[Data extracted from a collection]

┄┄┄┄┄┄┄┄┄┄

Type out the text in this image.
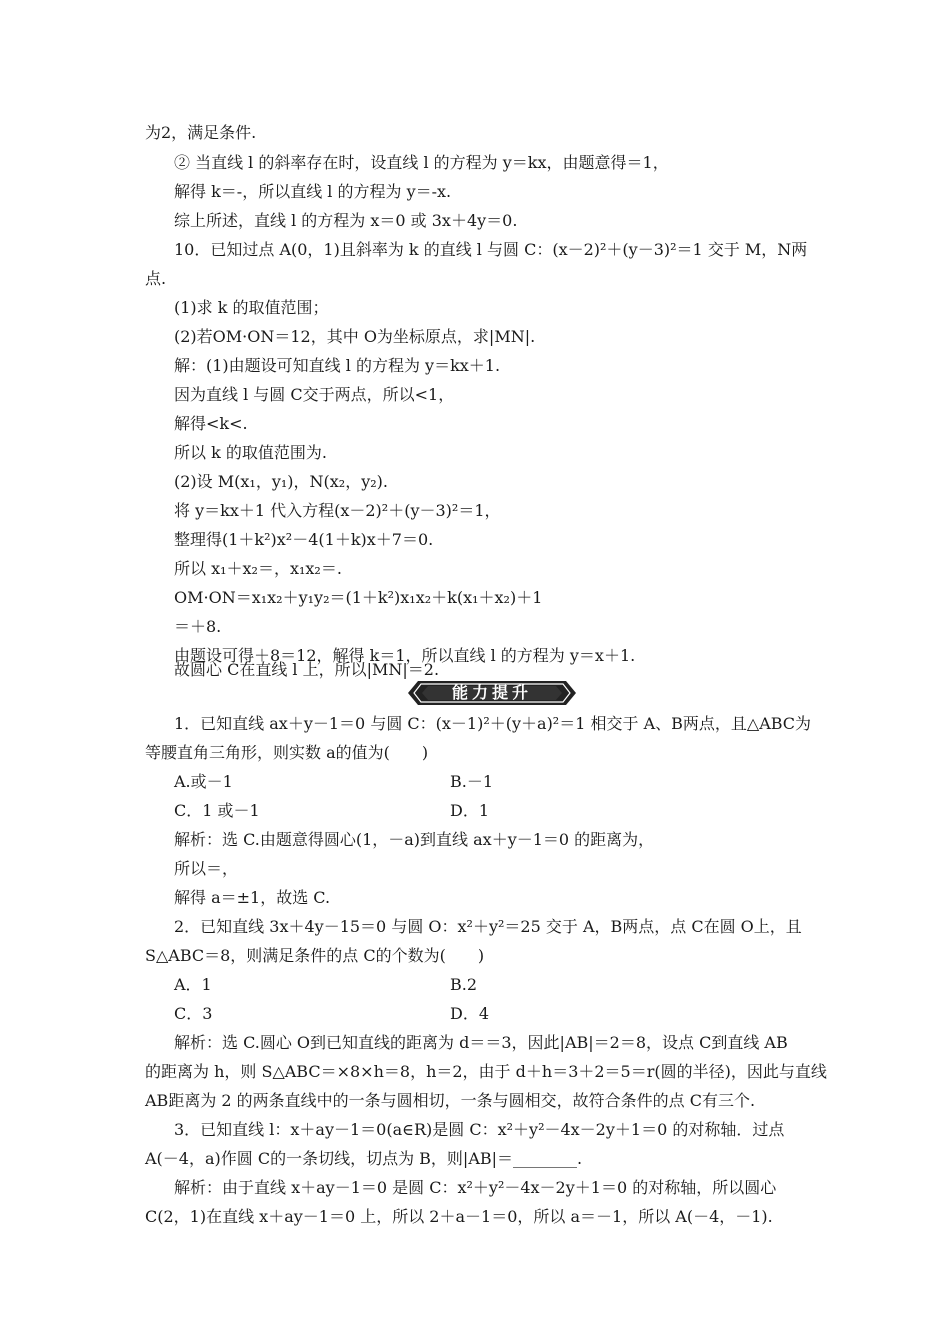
为2，满足条件.
② 当直线 l 的斜率存在时，设直线 l 的方程为 y＝kx，由题意得＝1，
解得 k＝-，所以直线 l 的方程为 y＝-x.
综上所述，直线 l 的方程为 x＝0 或 3x＋4y＝0.
10．已知过点 A(0，1)且斜率为 k 的直线 l 与圆 C：(x－2)²＋(y－3)²＝1 交于 M，N两
点.
(1)求 k 的取值范围；
(2)若OM·ON＝12，其中 O为坐标原点，求|MN|.
解：(1)由题设可知直线 l 的方程为 y＝kx＋1.
因为直线 l 与圆 C交于两点，所以<1，
解得<k<.
所以 k 的取值范围为.
(2)设 M(x₁，y₁)，N(x₂，y₂).
将 y＝kx＋1 代入方程(x－2)²＋(y－3)²＝1，
整理得(1＋k²)x²－4(1＋k)x＋7＝0.
所以 x₁＋x₂＝，x₁x₂＝.
OM·ON＝x₁x₂＋y₁y₂＝(1＋k²)x₁x₂＋k(x₁＋x₂)＋1
＝＋8.
由题设可得＋8＝12，解得 k＝1，所以直线 l 的方程为 y＝x＋1.
故圆心 C在直线 l 上，所以|MN|＝2.
能力提升
1．已知直线 ax＋y－1＝0 与圆 C：(x－1)²＋(y＋a)²＝1 相交于 A、B两点，且△ABC为
等腰直角三角形，则实数 a的值为(　　)
A.或－1	B.－1
C．1 或－1	D．1
解析：选 C.由题意得圆心(1，－a)到直线 ax＋y－1＝0 的距离为，
所以＝，
解得 a＝±1，故选 C.
2．已知直线 3x＋4y－15＝0 与圆 O：x²＋y²＝25 交于 A，B两点，点 C在圆 O上，且
S△ABC＝8，则满足条件的点 C的个数为(　　)
A．1	B.2
C．3	D．4
解析：选 C.圆心 O到已知直线的距离为 d＝＝3，因此|AB|＝2＝8，设点 C到直线 AB
的距离为 h，则 S△ABC＝×8×h＝8，h＝2，由于 d＋h＝3＋2＝5＝r(圆的半径)，因此与直线
AB距离为 2 的两条直线中的一条与圆相切，一条与圆相交，故符合条件的点 C有三个.
3．已知直线 l：x＋ay－1＝0(a∈R)是圆 C：x²＋y²－4x－2y＋1＝0 的对称轴．过点
A(－4，a)作圆 C的一条切线，切点为 B，则|AB|＝________.
解析：由于直线 x＋ay－1＝0 是圆 C：x²＋y²－4x－2y＋1＝0 的对称轴，所以圆心
C(2，1)在直线 x＋ay－1＝0 上，所以 2＋a－1＝0，所以 a＝－1，所以 A(－4，－1).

┄┄┄┄┄┄┄┄┄┄

Aim: Print each entry shown above with exact wording and no pictures.

Exercise answer:
Type out the text in this image.
为2，满足条件.
② 当直线 l 的斜率存在时，设直线 l 的方程为 y＝kx，由题意得＝1，
解得 k＝-，所以直线 l 的方程为 y＝-x.
综上所述，直线 l 的方程为 x＝0 或 3x＋4y＝0.
10．已知过点 A(0，1)且斜率为 k 的直线 l 与圆 C：(x－2)²＋(y－3)²＝1 交于 M，N两
点.
(1)求 k 的取值范围；
(2)若OM·ON＝12，其中 O为坐标原点，求|MN|.
解：(1)由题设可知直线 l 的方程为 y＝kx＋1.
因为直线 l 与圆 C交于两点，所以<1，
解得<k<.
所以 k 的取值范围为.
(2)设 M(x₁，y₁)，N(x₂，y₂).
将 y＝kx＋1 代入方程(x－2)²＋(y－3)²＝1，
整理得(1＋k²)x²－4(1＋k)x＋7＝0.
所以 x₁＋x₂＝，x₁x₂＝.
OM·ON＝x₁x₂＋y₁y₂＝(1＋k²)x₁x₂＋k(x₁＋x₂)＋1
＝＋8.
由题设可得＋8＝12，解得 k＝1，所以直线 l 的方程为 y＝x＋1.
故圆心 C在直线 l 上，所以|MN|＝2.
能力提升
1．已知直线 ax＋y－1＝0 与圆 C：(x－1)²＋(y＋a)²＝1 相交于 A、B两点，且△ABC为
等腰直角三角形，则实数 a的值为(　　)
A.或－1	B.－1
C．1 或－1	D．1
解析：选 C.由题意得圆心(1，－a)到直线 ax＋y－1＝0 的距离为，
所以＝，
解得 a＝±1，故选 C.
2．已知直线 3x＋4y－15＝0 与圆 O：x²＋y²＝25 交于 A，B两点，点 C在圆 O上，且
S△ABC＝8，则满足条件的点 C的个数为(　　)
A．1	B.2
C．3	D．4
解析：选 C.圆心 O到已知直线的距离为 d＝＝3，因此|AB|＝2＝8，设点 C到直线 AB
的距离为 h，则 S△ABC＝×8×h＝8，h＝2，由于 d＋h＝3＋2＝5＝r(圆的半径)，因此与直线
AB距离为 2 的两条直线中的一条与圆相切，一条与圆相交，故符合条件的点 C有三个.
3．已知直线 l：x＋ay－1＝0(a∈R)是圆 C：x²＋y²－4x－2y＋1＝0 的对称轴．过点
A(－4，a)作圆 C的一条切线，切点为 B，则|AB|＝________.
解析：由于直线 x＋ay－1＝0 是圆 C：x²＋y²－4x－2y＋1＝0 的对称轴，所以圆心
C(2，1)在直线 x＋ay－1＝0 上，所以 2＋a－1＝0，所以 a＝－1，所以 A(－4，－1).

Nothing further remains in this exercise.